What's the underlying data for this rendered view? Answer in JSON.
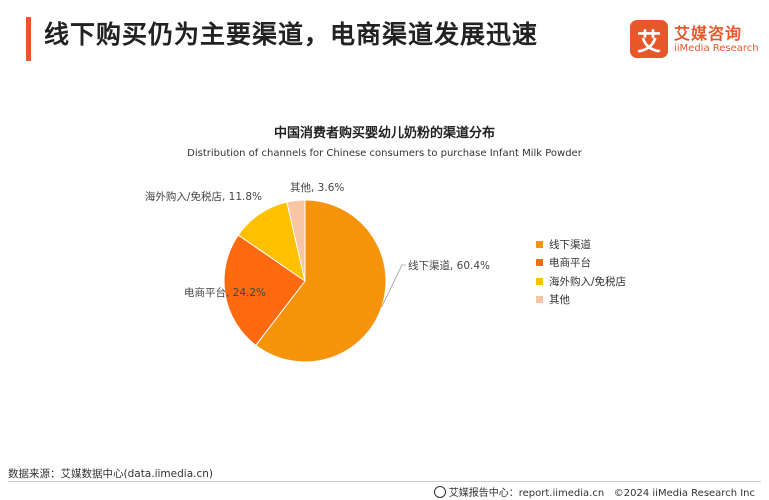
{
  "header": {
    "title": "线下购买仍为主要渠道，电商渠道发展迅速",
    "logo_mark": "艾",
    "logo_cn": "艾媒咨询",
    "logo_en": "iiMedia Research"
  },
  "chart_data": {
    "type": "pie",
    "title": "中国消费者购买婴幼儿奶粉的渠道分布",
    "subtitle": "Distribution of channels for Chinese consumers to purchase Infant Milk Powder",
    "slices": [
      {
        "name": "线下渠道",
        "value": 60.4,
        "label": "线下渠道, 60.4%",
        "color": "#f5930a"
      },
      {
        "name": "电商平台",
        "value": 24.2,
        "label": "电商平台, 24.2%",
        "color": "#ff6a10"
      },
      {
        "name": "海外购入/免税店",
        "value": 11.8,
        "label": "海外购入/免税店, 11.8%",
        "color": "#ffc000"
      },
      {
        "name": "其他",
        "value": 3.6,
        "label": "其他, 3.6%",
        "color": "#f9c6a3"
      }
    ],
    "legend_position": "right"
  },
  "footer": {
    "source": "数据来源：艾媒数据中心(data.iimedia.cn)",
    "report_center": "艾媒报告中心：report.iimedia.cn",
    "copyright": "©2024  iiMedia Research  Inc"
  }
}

_Description of the task_
Copy out all the data without changing anything, and drop the pictures.

_Solution to the problem_
What's the underlying data for this rendered view? Answer in JSON.
{
  "header": {
    "title": "线下购买仍为主要渠道，电商渠道发展迅速",
    "logo_mark": "艾",
    "logo_cn": "艾媒咨询",
    "logo_en": "iiMedia Research"
  },
  "chart_data": {
    "type": "pie",
    "title": "中国消费者购买婴幼儿奶粉的渠道分布",
    "subtitle": "Distribution of channels for Chinese consumers to purchase Infant Milk Powder",
    "slices": [
      {
        "name": "线下渠道",
        "value": 60.4,
        "label": "线下渠道, 60.4%",
        "color": "#f5930a"
      },
      {
        "name": "电商平台",
        "value": 24.2,
        "label": "电商平台, 24.2%",
        "color": "#ff6a10"
      },
      {
        "name": "海外购入/免税店",
        "value": 11.8,
        "label": "海外购入/免税店, 11.8%",
        "color": "#ffc000"
      },
      {
        "name": "其他",
        "value": 3.6,
        "label": "其他, 3.6%",
        "color": "#f9c6a3"
      }
    ],
    "legend_position": "right"
  },
  "footer": {
    "source": "数据来源：艾媒数据中心(data.iimedia.cn)",
    "report_center": "艾媒报告中心：report.iimedia.cn",
    "copyright": "©2024  iiMedia Research  Inc"
  }
}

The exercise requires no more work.